GIVEN INSTRUCTION: Return the entries verbatim and drop every picture.

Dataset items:
++++++

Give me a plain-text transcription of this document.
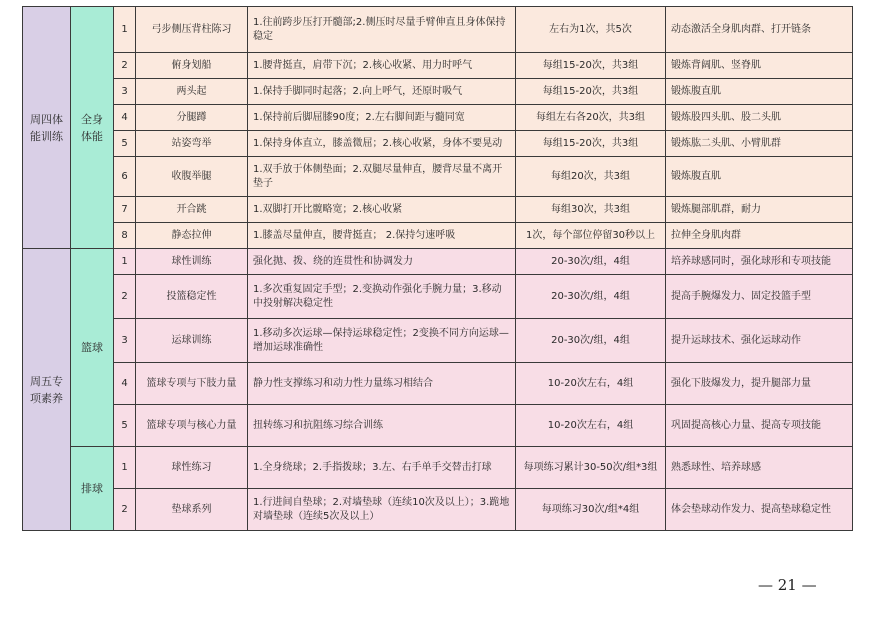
周四体能训练	全身体能	1	弓步侧压背柱陈习	1.往前跨步压打开髓部;2.侧压时尽量手臂伸直且身体保持稳定	左右为1次，共5次	动态激活全身肌肉群、打开链条
		2	俯身划船	1.腰背挺直，肩带下沉；2.核心收紧、用力时呼气	每组15-20次，共3组	锻炼背阔肌、竖脊肌
		3	两头起	1.保持手脚同时起落；2.向上呼气，还原时吸气	每组15-20次，共3组	锻炼腹直肌
		4	分腿蹲	1.保持前后脚屈膝90度；2.左右脚间距与髓同宽	每组左右各20次，共3组	锻炼股四头肌、股二头肌
		5	站姿弯举	1.保持身体直立，膝盖微屈；2.核心收紧，身体不要晃动	每组15-20次，共3组	锻炼肱二头肌、小臂肌群
		6	收腹举腿	1.双手放于体侧垫面；2.双腿尽量伸直，腰背尽量不离开垫子	每组20次，共3组	锻炼腹直肌
		7	开合跳	1.双脚打开比髋略宽；2.核心收紧	每组30次，共3组	锻炼腿部肌群，耐力
		8	静态拉伸	1.膝盖尽量伸直，腰背挺直； 2.保持匀速呼吸	1次，每个部位停留30秒以上	拉伸全身肌肉群
周五专项素养	篮球	1	球性训练	强化抛、拨、绕的连贯性和协调发力	20-30次/组，4组	培养球感同时，强化球形和专项技能
		2	投篮稳定性	1.多次重复固定手型；2.变换动作强化手腕力量；3.移动中投射解决稳定性	20-30次/组，4组	提高手腕爆发力、固定投篮手型
		3	运球训练	1.移动多次运球—保持运球稳定性；2变换不同方向运球—增加运球准确性	20-30次/组，4组	提升运球技术、强化运球动作
		4	篮球专项与下肢力量	静力性支撑练习和动力性力量练习相结合	10-20次左右，4组	强化下肢爆发力，提升腿部力量
		5	篮球专项与核心力量	扭转练习和抗阻练习综合训练	10-20次左右，4组	巩固提高核心力量、提高专项技能
	排球	1	球性练习	1.全身绕球；2.手指拨球；3.左、右手单手交替击打球	每项练习累计30-50次/组*3组	熟悉球性、培养球感
		2	垫球系列	1.行进间自垫球；2.对墙垫球（连续10次及以上）；3.跪地对墙垫球（连续5次及以上）	每项练习30次/组*4组	体会垫球动作发力、提高垫球稳定性
— 21 —
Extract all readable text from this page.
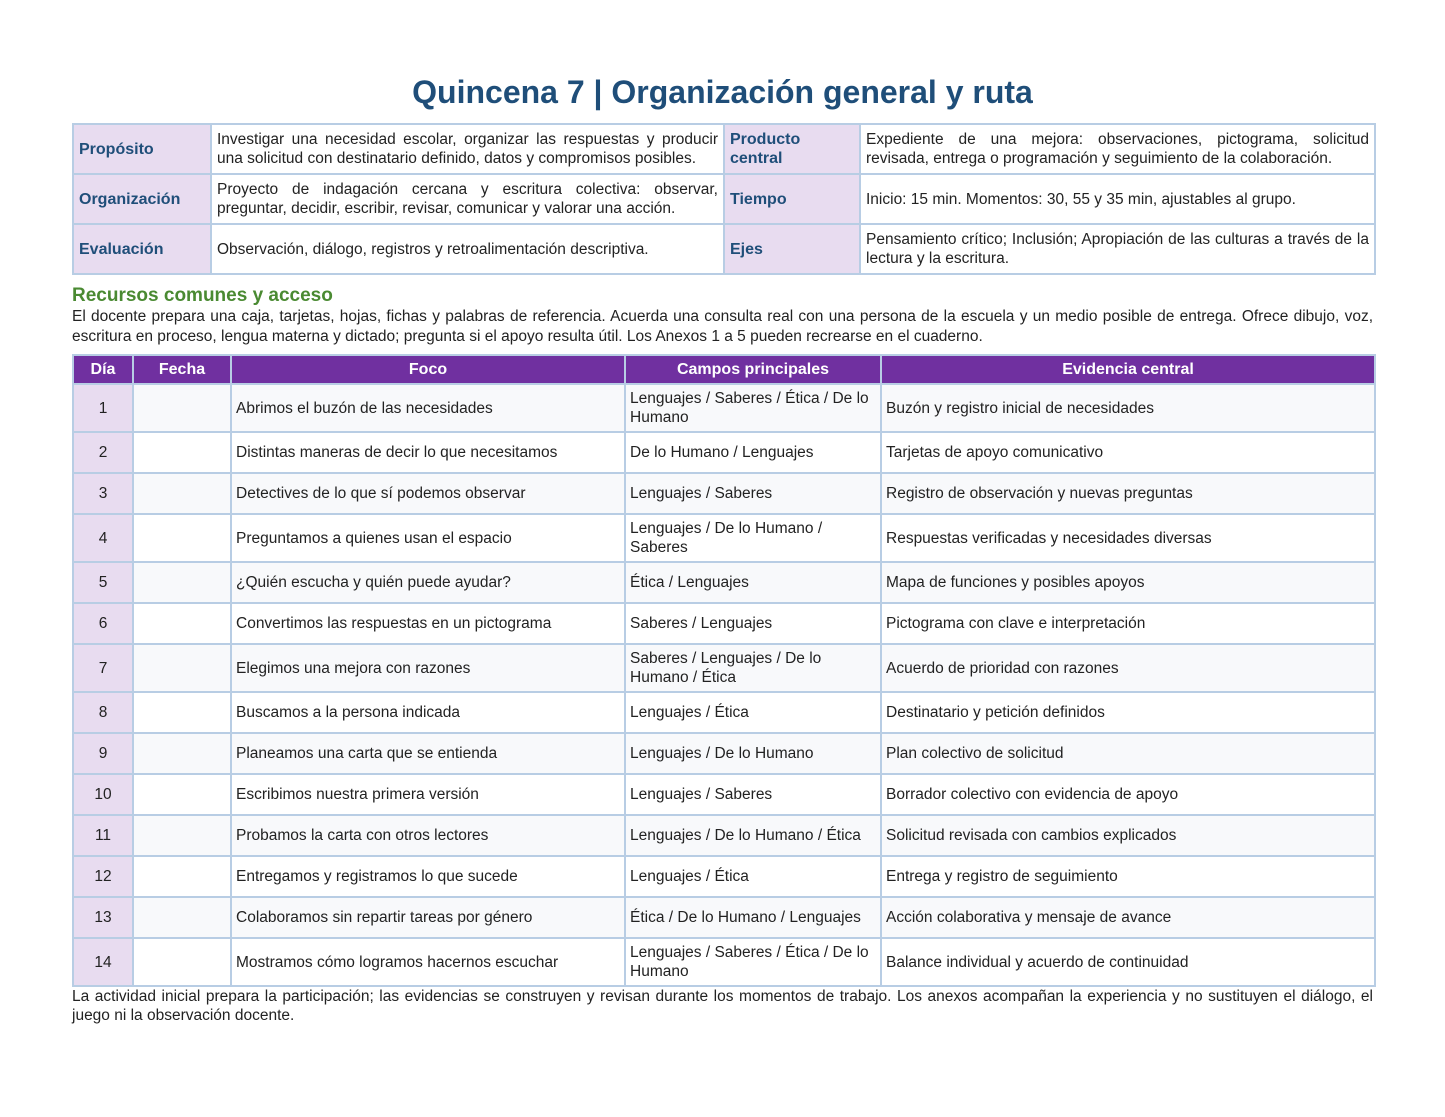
Quincena 7 | Organización general y ruta
Propósito	Investigar una necesidad escolar, organizar las respuestas y producir una solicitud con destinatario definido, datos y compromisos posibles.	Producto central	Expediente de una mejora: observaciones, pictograma, solicitud revisada, entrega o programación y seguimiento de la colaboración.
Organización	Proyecto de indagación cercana y escritura colectiva: observar, preguntar, decidir, escribir, revisar, comunicar y valorar una acción.	Tiempo	Inicio: 15 min. Momentos: 30, 55 y 35 min, ajustables al grupo.
Evaluación	Observación, diálogo, registros y retroalimentación descriptiva.	Ejes	Pensamiento crítico; Inclusión; Apropiación de las culturas a través de la lectura y la escritura.
Recursos comunes y acceso
El docente prepara una caja, tarjetas, hojas, fichas y palabras de referencia. Acuerda una consulta real con una persona de la escuela y un medio posible de entrega. Ofrece dibujo, voz, escritura en proceso, lengua materna y dictado; pregunta si el apoyo resulta útil. Los Anexos 1 a 5 pueden recrearse en el cuaderno.
Día	Fecha	Foco	Campos principales	Evidencia central
1		Abrimos el buzón de las necesidades	Lenguajes / Saberes / Ética / De lo Humano	Buzón y registro inicial de necesidades
2		Distintas maneras de decir lo que necesitamos	De lo Humano / Lenguajes	Tarjetas de apoyo comunicativo
3		Detectives de lo que sí podemos observar	Lenguajes / Saberes	Registro de observación y nuevas preguntas
4		Preguntamos a quienes usan el espacio	Lenguajes / De lo Humano / Saberes	Respuestas verificadas y necesidades diversas
5		¿Quién escucha y quién puede ayudar?	Ética / Lenguajes	Mapa de funciones y posibles apoyos
6		Convertimos las respuestas en un pictograma	Saberes / Lenguajes	Pictograma con clave e interpretación
7		Elegimos una mejora con razones	Saberes / Lenguajes / De lo Humano / Ética	Acuerdo de prioridad con razones
8		Buscamos a la persona indicada	Lenguajes / Ética	Destinatario y petición definidos
9		Planeamos una carta que se entienda	Lenguajes / De lo Humano	Plan colectivo de solicitud
10		Escribimos nuestra primera versión	Lenguajes / Saberes	Borrador colectivo con evidencia de apoyo
11		Probamos la carta con otros lectores	Lenguajes / De lo Humano / Ética	Solicitud revisada con cambios explicados
12		Entregamos y registramos lo que sucede	Lenguajes / Ética	Entrega y registro de seguimiento
13		Colaboramos sin repartir tareas por género	Ética / De lo Humano / Lenguajes	Acción colaborativa y mensaje de avance
14		Mostramos cómo logramos hacernos escuchar	Lenguajes / Saberes / Ética / De lo Humano	Balance individual y acuerdo de continuidad
La actividad inicial prepara la participación; las evidencias se construyen y revisan durante los momentos de trabajo. Los anexos acompañan la experiencia y no sustituyen el diálogo, el juego ni la observación docente.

++++++

SOLUTION FOR THIS PROBLEM:
Give me a plain-text transcription of this document.
周四体能训练	全身体能	1	弓步侧压背柱陈习	1.往前跨步压打开髓部;2.侧压时尽量手臂伸直且身体保持稳定	左右为1次，共5次	动态激活全身肌肉群、打开链条
		2	俯身划船	1.腰背挺直，肩带下沉；2.核心收紧、用力时呼气	每组15-20次，共3组	锻炼背阔肌、竖脊肌
		3	两头起	1.保持手脚同时起落；2.向上呼气，还原时吸气	每组15-20次，共3组	锻炼腹直肌
		4	分腿蹲	1.保持前后脚屈膝90度；2.左右脚间距与髓同宽	每组左右各20次，共3组	锻炼股四头肌、股二头肌
		5	站姿弯举	1.保持身体直立，膝盖微屈；2.核心收紧，身体不要晃动	每组15-20次，共3组	锻炼肱二头肌、小臂肌群
		6	收腹举腿	1.双手放于体侧垫面；2.双腿尽量伸直，腰背尽量不离开垫子	每组20次，共3组	锻炼腹直肌
		7	开合跳	1.双脚打开比髋略宽；2.核心收紧	每组30次，共3组	锻炼腿部肌群，耐力
		8	静态拉伸	1.膝盖尽量伸直，腰背挺直； 2.保持匀速呼吸	1次，每个部位停留30秒以上	拉伸全身肌肉群
周五专项素养	篮球	1	球性训练	强化抛、拨、绕的连贯性和协调发力	20-30次/组，4组	培养球感同时，强化球形和专项技能
		2	投篮稳定性	1.多次重复固定手型；2.变换动作强化手腕力量；3.移动中投射解决稳定性	20-30次/组，4组	提高手腕爆发力、固定投篮手型
		3	运球训练	1.移动多次运球—保持运球稳定性；2变换不同方向运球—增加运球准确性	20-30次/组，4组	提升运球技术、强化运球动作
		4	篮球专项与下肢力量	静力性支撑练习和动力性力量练习相结合	10-20次左右，4组	强化下肢爆发力，提升腿部力量
		5	篮球专项与核心力量	扭转练习和抗阻练习综合训练	10-20次左右，4组	巩固提高核心力量、提高专项技能
	排球	1	球性练习	1.全身绕球；2.手指拨球；3.左、右手单手交替击打球	每项练习累计30-50次/组*3组	熟悉球性、培养球感
		2	垫球系列	1.行进间自垫球；2.对墙垫球（连续10次及以上）；3.跪地对墙垫球（连续5次及以上）	每项练习30次/组*4组	体会垫球动作发力、提高垫球稳定性
— 21 —
Extract all readable text from this page.
Quincena 7 | Organización general y ruta
Propósito	Investigar una necesidad escolar, organizar las respuestas y producir una solicitud con destinatario definido, datos y compromisos posibles.	Producto central	Expediente de una mejora: observaciones, pictograma, solicitud revisada, entrega o programación y seguimiento de la colaboración.
Organización	Proyecto de indagación cercana y escritura colectiva: observar, preguntar, decidir, escribir, revisar, comunicar y valorar una acción.	Tiempo	Inicio: 15 min. Momentos: 30, 55 y 35 min, ajustables al grupo.
Evaluación	Observación, diálogo, registros y retroalimentación descriptiva.	Ejes	Pensamiento crítico; Inclusión; Apropiación de las culturas a través de la lectura y la escritura.
Recursos comunes y acceso
El docente prepara una caja, tarjetas, hojas, fichas y palabras de referencia. Acuerda una consulta real con una persona de la escuela y un medio posible de entrega. Ofrece dibujo, voz, escritura en proceso, lengua materna y dictado; pregunta si el apoyo resulta útil. Los Anexos 1 a 5 pueden recrearse en el cuaderno.
Día	Fecha	Foco	Campos principales	Evidencia central
1		Abrimos el buzón de las necesidades	Lenguajes / Saberes / Ética / De lo Humano	Buzón y registro inicial de necesidades
2		Distintas maneras de decir lo que necesitamos	De lo Humano / Lenguajes	Tarjetas de apoyo comunicativo
3		Detectives de lo que sí podemos observar	Lenguajes / Saberes	Registro de observación y nuevas preguntas
4		Preguntamos a quienes usan el espacio	Lenguajes / De lo Humano / Saberes	Respuestas verificadas y necesidades diversas
5		¿Quién escucha y quién puede ayudar?	Ética / Lenguajes	Mapa de funciones y posibles apoyos
6		Convertimos las respuestas en un pictograma	Saberes / Lenguajes	Pictograma con clave e interpretación
7		Elegimos una mejora con razones	Saberes / Lenguajes / De lo Humano / Ética	Acuerdo de prioridad con razones
8		Buscamos a la persona indicada	Lenguajes / Ética	Destinatario y petición definidos
9		Planeamos una carta que se entienda	Lenguajes / De lo Humano	Plan colectivo de solicitud
10		Escribimos nuestra primera versión	Lenguajes / Saberes	Borrador colectivo con evidencia de apoyo
11		Probamos la carta con otros lectores	Lenguajes / De lo Humano / Ética	Solicitud revisada con cambios explicados
12		Entregamos y registramos lo que sucede	Lenguajes / Ética	Entrega y registro de seguimiento
13		Colaboramos sin repartir tareas por género	Ética / De lo Humano / Lenguajes	Acción colaborativa y mensaje de avance
14		Mostramos cómo logramos hacernos escuchar	Lenguajes / Saberes / Ética / De lo Humano	Balance individual y acuerdo de continuidad
La actividad inicial prepara la participación; las evidencias se construyen y revisan durante los momentos de trabajo. Los anexos acompañan la experiencia y no sustituyen el diálogo, el juego ni la observación docente.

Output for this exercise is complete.